_DIRECTIONS FOR THIS TASK_. Retype all of the data exactly as given.
-- Begin --
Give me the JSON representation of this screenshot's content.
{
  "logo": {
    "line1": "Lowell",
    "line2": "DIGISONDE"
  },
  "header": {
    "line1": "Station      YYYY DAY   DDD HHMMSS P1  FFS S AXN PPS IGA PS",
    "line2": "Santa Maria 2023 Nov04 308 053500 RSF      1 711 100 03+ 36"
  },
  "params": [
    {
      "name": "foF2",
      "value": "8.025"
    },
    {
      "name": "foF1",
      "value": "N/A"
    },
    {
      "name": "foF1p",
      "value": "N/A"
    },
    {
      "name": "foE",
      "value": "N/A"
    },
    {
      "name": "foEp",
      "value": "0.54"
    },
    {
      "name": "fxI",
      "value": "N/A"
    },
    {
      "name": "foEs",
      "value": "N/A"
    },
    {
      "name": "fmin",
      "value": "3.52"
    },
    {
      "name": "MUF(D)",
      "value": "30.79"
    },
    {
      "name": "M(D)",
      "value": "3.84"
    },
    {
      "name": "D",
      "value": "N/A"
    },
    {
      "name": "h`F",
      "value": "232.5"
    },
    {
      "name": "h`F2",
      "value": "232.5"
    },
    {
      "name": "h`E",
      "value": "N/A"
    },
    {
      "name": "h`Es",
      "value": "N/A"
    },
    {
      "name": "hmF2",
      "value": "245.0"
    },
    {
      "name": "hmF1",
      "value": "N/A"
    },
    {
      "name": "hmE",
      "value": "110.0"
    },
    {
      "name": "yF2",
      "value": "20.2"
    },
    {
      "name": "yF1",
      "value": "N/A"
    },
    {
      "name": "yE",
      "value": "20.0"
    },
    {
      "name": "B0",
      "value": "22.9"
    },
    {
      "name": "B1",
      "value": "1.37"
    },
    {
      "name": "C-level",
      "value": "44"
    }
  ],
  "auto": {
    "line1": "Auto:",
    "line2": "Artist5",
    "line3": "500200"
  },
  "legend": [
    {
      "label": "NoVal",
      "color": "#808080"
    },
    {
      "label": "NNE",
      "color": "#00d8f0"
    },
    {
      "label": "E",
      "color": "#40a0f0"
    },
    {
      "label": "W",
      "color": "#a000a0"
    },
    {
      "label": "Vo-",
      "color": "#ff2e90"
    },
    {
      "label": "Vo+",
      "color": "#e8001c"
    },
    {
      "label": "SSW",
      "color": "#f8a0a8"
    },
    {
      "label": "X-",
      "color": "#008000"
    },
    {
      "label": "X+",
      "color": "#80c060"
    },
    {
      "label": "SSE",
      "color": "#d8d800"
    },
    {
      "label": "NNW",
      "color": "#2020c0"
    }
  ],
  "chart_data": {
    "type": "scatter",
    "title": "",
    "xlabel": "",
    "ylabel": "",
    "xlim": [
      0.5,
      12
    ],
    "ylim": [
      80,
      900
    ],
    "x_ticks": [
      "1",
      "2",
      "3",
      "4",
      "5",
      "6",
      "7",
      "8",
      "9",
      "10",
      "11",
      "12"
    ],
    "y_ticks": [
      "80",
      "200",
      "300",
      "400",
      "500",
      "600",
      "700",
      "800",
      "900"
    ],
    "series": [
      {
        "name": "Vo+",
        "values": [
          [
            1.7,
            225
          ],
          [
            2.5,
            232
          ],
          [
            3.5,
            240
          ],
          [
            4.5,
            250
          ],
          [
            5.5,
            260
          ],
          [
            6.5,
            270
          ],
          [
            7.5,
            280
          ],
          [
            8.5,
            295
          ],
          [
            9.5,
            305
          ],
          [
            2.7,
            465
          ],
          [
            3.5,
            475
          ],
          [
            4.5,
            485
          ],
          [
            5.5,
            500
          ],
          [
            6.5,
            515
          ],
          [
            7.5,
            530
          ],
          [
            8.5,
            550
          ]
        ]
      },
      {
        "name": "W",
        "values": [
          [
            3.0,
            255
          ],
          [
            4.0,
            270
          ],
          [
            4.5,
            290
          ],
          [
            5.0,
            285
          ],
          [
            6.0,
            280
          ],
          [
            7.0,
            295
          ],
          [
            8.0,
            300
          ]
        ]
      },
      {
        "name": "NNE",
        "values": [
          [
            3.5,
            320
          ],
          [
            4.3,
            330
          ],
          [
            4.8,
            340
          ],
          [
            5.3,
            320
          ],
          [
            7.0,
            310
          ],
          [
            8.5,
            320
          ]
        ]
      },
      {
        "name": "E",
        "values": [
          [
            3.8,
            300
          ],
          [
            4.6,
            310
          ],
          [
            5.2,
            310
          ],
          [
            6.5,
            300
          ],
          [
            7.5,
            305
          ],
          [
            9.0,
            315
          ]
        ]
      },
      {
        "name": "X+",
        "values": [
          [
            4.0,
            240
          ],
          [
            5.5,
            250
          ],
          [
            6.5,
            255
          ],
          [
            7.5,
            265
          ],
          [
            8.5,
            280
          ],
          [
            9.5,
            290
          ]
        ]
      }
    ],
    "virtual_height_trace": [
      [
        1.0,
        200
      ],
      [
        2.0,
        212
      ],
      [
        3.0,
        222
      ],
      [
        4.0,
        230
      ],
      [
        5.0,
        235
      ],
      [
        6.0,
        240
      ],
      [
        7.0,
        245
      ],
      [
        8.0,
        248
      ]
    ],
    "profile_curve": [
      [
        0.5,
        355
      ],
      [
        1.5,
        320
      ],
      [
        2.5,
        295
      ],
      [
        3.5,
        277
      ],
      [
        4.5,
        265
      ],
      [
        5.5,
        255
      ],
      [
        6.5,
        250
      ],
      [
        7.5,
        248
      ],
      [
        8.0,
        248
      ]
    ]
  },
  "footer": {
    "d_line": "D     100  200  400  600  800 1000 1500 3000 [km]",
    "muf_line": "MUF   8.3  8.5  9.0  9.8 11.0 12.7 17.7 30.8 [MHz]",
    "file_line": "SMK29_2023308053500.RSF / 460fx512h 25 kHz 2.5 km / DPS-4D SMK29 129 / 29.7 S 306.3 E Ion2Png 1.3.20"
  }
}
-- End --
_TASK ANSWER_.
Give me the JSON representation of this screenshot's content.
{
  "logo": {
    "line1": "Lowell",
    "line2": "DIGISONDE"
  },
  "header": {
    "line1": "Station      YYYY DAY   DDD HHMMSS P1  FFS S AXN PPS IGA PS",
    "line2": "Santa Maria 2023 Nov04 308 053500 RSF      1 711 100 03+ 36"
  },
  "params": [
    {
      "name": "foF2",
      "value": "8.025"
    },
    {
      "name": "foF1",
      "value": "N/A"
    },
    {
      "name": "foF1p",
      "value": "N/A"
    },
    {
      "name": "foE",
      "value": "N/A"
    },
    {
      "name": "foEp",
      "value": "0.54"
    },
    {
      "name": "fxI",
      "value": "N/A"
    },
    {
      "name": "foEs",
      "value": "N/A"
    },
    {
      "name": "fmin",
      "value": "3.52"
    },
    {
      "name": "MUF(D)",
      "value": "30.79"
    },
    {
      "name": "M(D)",
      "value": "3.84"
    },
    {
      "name": "D",
      "value": "N/A"
    },
    {
      "name": "h`F",
      "value": "232.5"
    },
    {
      "name": "h`F2",
      "value": "232.5"
    },
    {
      "name": "h`E",
      "value": "N/A"
    },
    {
      "name": "h`Es",
      "value": "N/A"
    },
    {
      "name": "hmF2",
      "value": "245.0"
    },
    {
      "name": "hmF1",
      "value": "N/A"
    },
    {
      "name": "hmE",
      "value": "110.0"
    },
    {
      "name": "yF2",
      "value": "20.2"
    },
    {
      "name": "yF1",
      "value": "N/A"
    },
    {
      "name": "yE",
      "value": "20.0"
    },
    {
      "name": "B0",
      "value": "22.9"
    },
    {
      "name": "B1",
      "value": "1.37"
    },
    {
      "name": "C-level",
      "value": "44"
    }
  ],
  "auto": {
    "line1": "Auto:",
    "line2": "Artist5",
    "line3": "500200"
  },
  "legend": [
    {
      "label": "NoVal",
      "color": "#808080"
    },
    {
      "label": "NNE",
      "color": "#00d8f0"
    },
    {
      "label": "E",
      "color": "#40a0f0"
    },
    {
      "label": "W",
      "color": "#a000a0"
    },
    {
      "label": "Vo-",
      "color": "#ff2e90"
    },
    {
      "label": "Vo+",
      "color": "#e8001c"
    },
    {
      "label": "SSW",
      "color": "#f8a0a8"
    },
    {
      "label": "X-",
      "color": "#008000"
    },
    {
      "label": "X+",
      "color": "#80c060"
    },
    {
      "label": "SSE",
      "color": "#d8d800"
    },
    {
      "label": "NNW",
      "color": "#2020c0"
    }
  ],
  "chart_data": {
    "type": "scatter",
    "title": "",
    "xlabel": "",
    "ylabel": "",
    "xlim": [
      0.5,
      12
    ],
    "ylim": [
      80,
      900
    ],
    "x_ticks": [
      "1",
      "2",
      "3",
      "4",
      "5",
      "6",
      "7",
      "8",
      "9",
      "10",
      "11",
      "12"
    ],
    "y_ticks": [
      "80",
      "200",
      "300",
      "400",
      "500",
      "600",
      "700",
      "800",
      "900"
    ],
    "series": [
      {
        "name": "Vo+",
        "values": [
          [
            1.7,
            225
          ],
          [
            2.5,
            232
          ],
          [
            3.5,
            240
          ],
          [
            4.5,
            250
          ],
          [
            5.5,
            260
          ],
          [
            6.5,
            270
          ],
          [
            7.5,
            280
          ],
          [
            8.5,
            295
          ],
          [
            9.5,
            305
          ],
          [
            2.7,
            465
          ],
          [
            3.5,
            475
          ],
          [
            4.5,
            485
          ],
          [
            5.5,
            500
          ],
          [
            6.5,
            515
          ],
          [
            7.5,
            530
          ],
          [
            8.5,
            550
          ]
        ]
      },
      {
        "name": "W",
        "values": [
          [
            3.0,
            255
          ],
          [
            4.0,
            270
          ],
          [
            4.5,
            290
          ],
          [
            5.0,
            285
          ],
          [
            6.0,
            280
          ],
          [
            7.0,
            295
          ],
          [
            8.0,
            300
          ]
        ]
      },
      {
        "name": "NNE",
        "values": [
          [
            3.5,
            320
          ],
          [
            4.3,
            330
          ],
          [
            4.8,
            340
          ],
          [
            5.3,
            320
          ],
          [
            7.0,
            310
          ],
          [
            8.5,
            320
          ]
        ]
      },
      {
        "name": "E",
        "values": [
          [
            3.8,
            300
          ],
          [
            4.6,
            310
          ],
          [
            5.2,
            310
          ],
          [
            6.5,
            300
          ],
          [
            7.5,
            305
          ],
          [
            9.0,
            315
          ]
        ]
      },
      {
        "name": "X+",
        "values": [
          [
            4.0,
            240
          ],
          [
            5.5,
            250
          ],
          [
            6.5,
            255
          ],
          [
            7.5,
            265
          ],
          [
            8.5,
            280
          ],
          [
            9.5,
            290
          ]
        ]
      }
    ],
    "virtual_height_trace": [
      [
        1.0,
        200
      ],
      [
        2.0,
        212
      ],
      [
        3.0,
        222
      ],
      [
        4.0,
        230
      ],
      [
        5.0,
        235
      ],
      [
        6.0,
        240
      ],
      [
        7.0,
        245
      ],
      [
        8.0,
        248
      ]
    ],
    "profile_curve": [
      [
        0.5,
        355
      ],
      [
        1.5,
        320
      ],
      [
        2.5,
        295
      ],
      [
        3.5,
        277
      ],
      [
        4.5,
        265
      ],
      [
        5.5,
        255
      ],
      [
        6.5,
        250
      ],
      [
        7.5,
        248
      ],
      [
        8.0,
        248
      ]
    ]
  },
  "footer": {
    "d_line": "D     100  200  400  600  800 1000 1500 3000 [km]",
    "muf_line": "MUF   8.3  8.5  9.0  9.8 11.0 12.7 17.7 30.8 [MHz]",
    "file_line": "SMK29_2023308053500.RSF / 460fx512h 25 kHz 2.5 km / DPS-4D SMK29 129 / 29.7 S 306.3 E Ion2Png 1.3.20"
  }
}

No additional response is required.